*Request A*. Translate this sentence from the Tika 1.18 thread into Spanish: "What happens if you have two different custom files which both claim the same glob?"

··· Given text ···

You are viewing a plain text version of this content. The canonical link for it is here.
Posted to dev@tika.apache.org by "Allison, Timothy B." <ta...@mitre.org> on 2018/03/01 12:21:51 UTC

Tika 1.18?

All,
There have been some important bug fixes, a few new capabilities, and the upgrading of dependencies because of CVEs.  There are a bunch of mime tickets from Andreas Meier that I’d like to get into 1.18.  Is there anything else that is critical?
Schedule wise, I propose getting changes in by say, next Friday (3/9), regression tests the next week, RC1 the following week[0]?
WDYT?

Cheers,

            Tim

[0] week = “open source week” which can be significantly longer than a calendar week when surprises emerge. 😊

Timothy B. Allison, Ph.D.
Principal Artificial Intelligence Engineer
T835/Human Language Technology
The MITRE Corporation
7515 Colshire Drive, McLean, VA  22102
703-983-2473 (phone); 703-983-1379 (fax)



Re: Tika 1.18?

Posted by Luís Filipe Nassif <lf...@gmail.com>.
I thought about logging any custom-mimetype override applied, so the user
will be warned about that. Maybe additionally creating a specific attribute
in mimetype definition xml to configure it must override the default one
instead of aborting. About multiple conflicting custom mimes from different
(external) projetcs, Tika currently aborts and it is already a problem now.

So I think it needs additional discussion and should not be addressed in
the next release. Will copy/paste this discussion in the jira issue.

But I would like to see fixed the detection of MTS videos, but it conflicts
with another existing mime glob. Any workaround for this specific case? If
yes, I can open a different ticket.



Em 2 de mar de 2018 18:23, "Nick Burch" <ap...@gagravarr.org> escreveu:

On Fri, 2 Mar 2018, Luís Filipe Nassif wrote:

> If I make no progress on TIKA-1466 until 3/9, you can start the release
> process without it. But do you devs agree with the proposed change: allow
> overriding of glob patterns in custom-mimetypes.xml?
>

What happens if you have two different custom files which both claim the
same glob?

We have historically been a bit stricter about built-in types overriding,
in part to avoid people doing silly things by mistake, and in part to push
people a bit more towards contributing fixes/enhancements for built-in
types. I think the latter is less of a thing today, as we've a lot more
covered as standard, so it's just the former we need to worry about.

···

*Request B*. Gather every line of the rows below that contains the word "item", and copy each one.

··· Entries provided ···

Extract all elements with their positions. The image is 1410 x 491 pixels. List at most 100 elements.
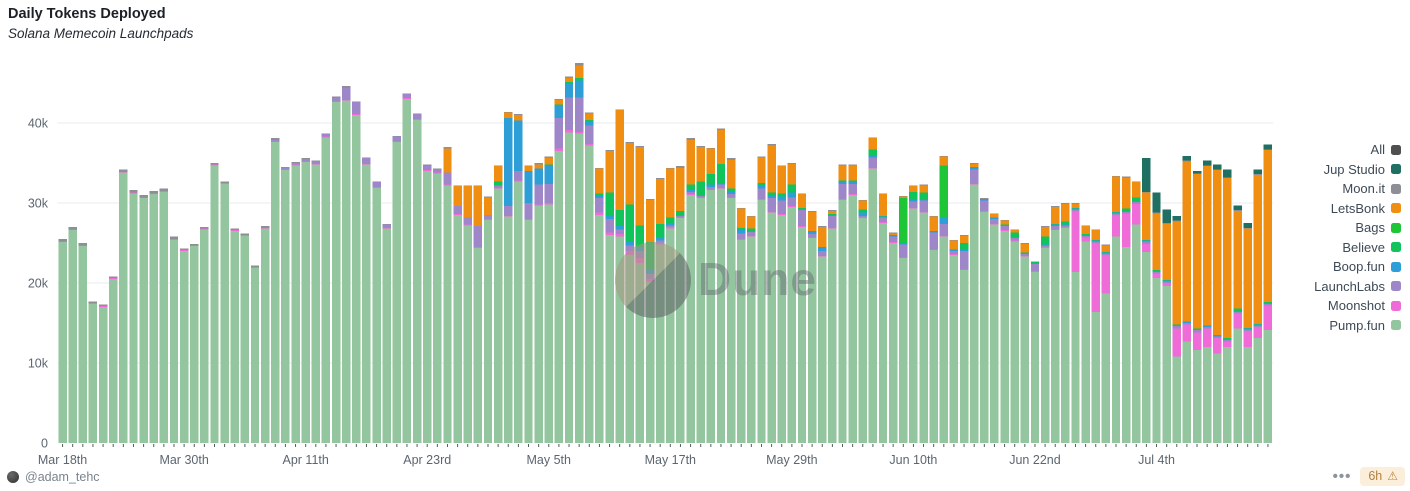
bar-segment[interactable] <box>564 82 574 84</box>
bar-segment[interactable] <box>1152 278 1161 443</box>
bar-segment[interactable] <box>666 217 675 224</box>
bar-segment[interactable] <box>696 198 705 443</box>
legend-item-launchlabs[interactable]: LaunchLabs <box>1314 277 1401 297</box>
legend-item-jup-studio[interactable]: Jup Studio <box>1324 160 1401 180</box>
bar-segment[interactable] <box>1111 213 1121 215</box>
bar-segment[interactable] <box>737 239 746 443</box>
bar-segment[interactable] <box>534 205 543 443</box>
bar-segment[interactable] <box>1061 225 1070 227</box>
bar-segment[interactable] <box>78 243 88 246</box>
bar-segment[interactable] <box>341 99 351 101</box>
bar-segment[interactable] <box>737 227 746 231</box>
more-options-button[interactable]: ••• <box>1332 468 1352 485</box>
bar-segment[interactable] <box>514 114 523 115</box>
bar-segment[interactable] <box>321 134 331 137</box>
bar-segment[interactable] <box>929 231 938 232</box>
bar-segment[interactable] <box>726 198 736 443</box>
bar-segment[interactable] <box>271 138 280 140</box>
bar-segment[interactable] <box>767 145 776 193</box>
bar-segment[interactable] <box>1253 325 1263 327</box>
bar-segment[interactable] <box>1040 227 1050 237</box>
bar-segment[interactable] <box>828 211 837 215</box>
bar-segment[interactable] <box>1182 322 1192 323</box>
bar-segment[interactable] <box>493 185 503 188</box>
bar-segment[interactable] <box>341 87 351 100</box>
bar-segment[interactable] <box>129 193 138 443</box>
bar-segment[interactable] <box>1081 226 1090 235</box>
bar-segment[interactable] <box>625 245 635 251</box>
bar-segment[interactable] <box>149 194 158 443</box>
bar-segment[interactable] <box>777 196 786 201</box>
bar-segment[interactable] <box>625 255 635 443</box>
bar-segment[interactable] <box>493 181 503 186</box>
bar-segment[interactable] <box>1000 219 1009 221</box>
bar-segment[interactable] <box>179 250 189 251</box>
bar-segment[interactable] <box>1213 170 1222 335</box>
bar-segment[interactable] <box>544 183 553 203</box>
bar-segment[interactable] <box>98 306 108 307</box>
bar-segment[interactable] <box>666 223 675 226</box>
bar-segment[interactable] <box>686 184 695 190</box>
bar-segment[interactable] <box>706 189 716 191</box>
bar-segment[interactable] <box>1223 178 1232 339</box>
bar-segment[interactable] <box>119 171 128 173</box>
bar-segment[interactable] <box>767 143 776 146</box>
bar-segment[interactable] <box>737 208 746 228</box>
bar-segment[interactable] <box>1182 155 1192 161</box>
bar-segment[interactable] <box>1202 327 1212 329</box>
bar-segment[interactable] <box>301 162 310 443</box>
bar-segment[interactable] <box>585 143 594 146</box>
bar-segment[interactable] <box>645 279 655 282</box>
bar-segment[interactable] <box>990 223 999 225</box>
bar-segment[interactable] <box>818 251 827 256</box>
bar-segment[interactable] <box>362 158 371 164</box>
bar-segment[interactable] <box>139 198 148 443</box>
bar-segment[interactable] <box>1162 280 1171 282</box>
bar-segment[interactable] <box>1020 255 1030 257</box>
bar-segment[interactable] <box>311 160 321 162</box>
bar-segment[interactable] <box>250 265 260 267</box>
legend-item-believe[interactable]: Believe <box>1342 238 1401 258</box>
bar-segment[interactable] <box>1142 192 1151 240</box>
bar-segment[interactable] <box>1040 244 1050 246</box>
bar-segment[interactable] <box>1081 241 1090 443</box>
bar-segment[interactable] <box>878 215 888 217</box>
bar-segment[interactable] <box>878 193 888 195</box>
bar-segment[interactable] <box>645 274 655 279</box>
bar-segment[interactable] <box>676 166 685 168</box>
bar-segment[interactable] <box>1253 175 1263 324</box>
bar-segment[interactable] <box>1223 347 1232 443</box>
bar-segment[interactable] <box>483 197 493 215</box>
bar-segment[interactable] <box>848 165 857 181</box>
bar-segment[interactable] <box>888 242 898 243</box>
bar-segment[interactable] <box>119 172 128 443</box>
bar-segment[interactable] <box>1192 173 1202 175</box>
bar-segment[interactable] <box>1253 327 1263 339</box>
bar-segment[interactable] <box>878 217 888 223</box>
bar-segment[interactable] <box>159 191 169 192</box>
author-attribution[interactable]: @adam_tehc <box>7 470 100 484</box>
bar-segment[interactable] <box>1152 270 1161 271</box>
bar-segment[interactable] <box>767 198 776 212</box>
bar-segment[interactable] <box>301 159 310 162</box>
bar-segment[interactable] <box>119 169 128 172</box>
bar-segment[interactable] <box>1223 177 1232 179</box>
bar-segment[interactable] <box>939 165 949 217</box>
bar-segment[interactable] <box>686 189 695 192</box>
bar-segment[interactable] <box>655 240 665 243</box>
bar-segment[interactable] <box>362 163 371 165</box>
bar-segment[interactable] <box>949 255 959 443</box>
bar-segment[interactable] <box>362 157 371 159</box>
bar-segment[interactable] <box>959 249 969 251</box>
bar-segment[interactable] <box>1051 223 1060 225</box>
bar-segment[interactable] <box>980 200 989 211</box>
bar-segment[interactable] <box>412 119 422 444</box>
bar-segment[interactable] <box>959 235 969 243</box>
bar-segment[interactable] <box>1162 281 1171 283</box>
bar-segment[interactable] <box>1061 203 1070 204</box>
bar-segment[interactable] <box>939 235 949 237</box>
bar-segment[interactable] <box>504 111 513 113</box>
bar-segment[interactable] <box>980 199 989 200</box>
bar-segment[interactable] <box>645 270 655 275</box>
bar-segment[interactable] <box>878 223 888 443</box>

···

*Written response A*. ¿Qué pasa si tienes dos archivos personalizados distintos que reclaman el mismo glob?

*Written response B*.
legend-item-launchlabs[interactable]: LaunchLabs <box>1314 277 1401 297</box>
legend-item-jup-studio[interactable]: Jup Studio <box>1324 160 1401 180</box>
legend-item-believe[interactable]: Believe <box>1342 238 1401 258</box>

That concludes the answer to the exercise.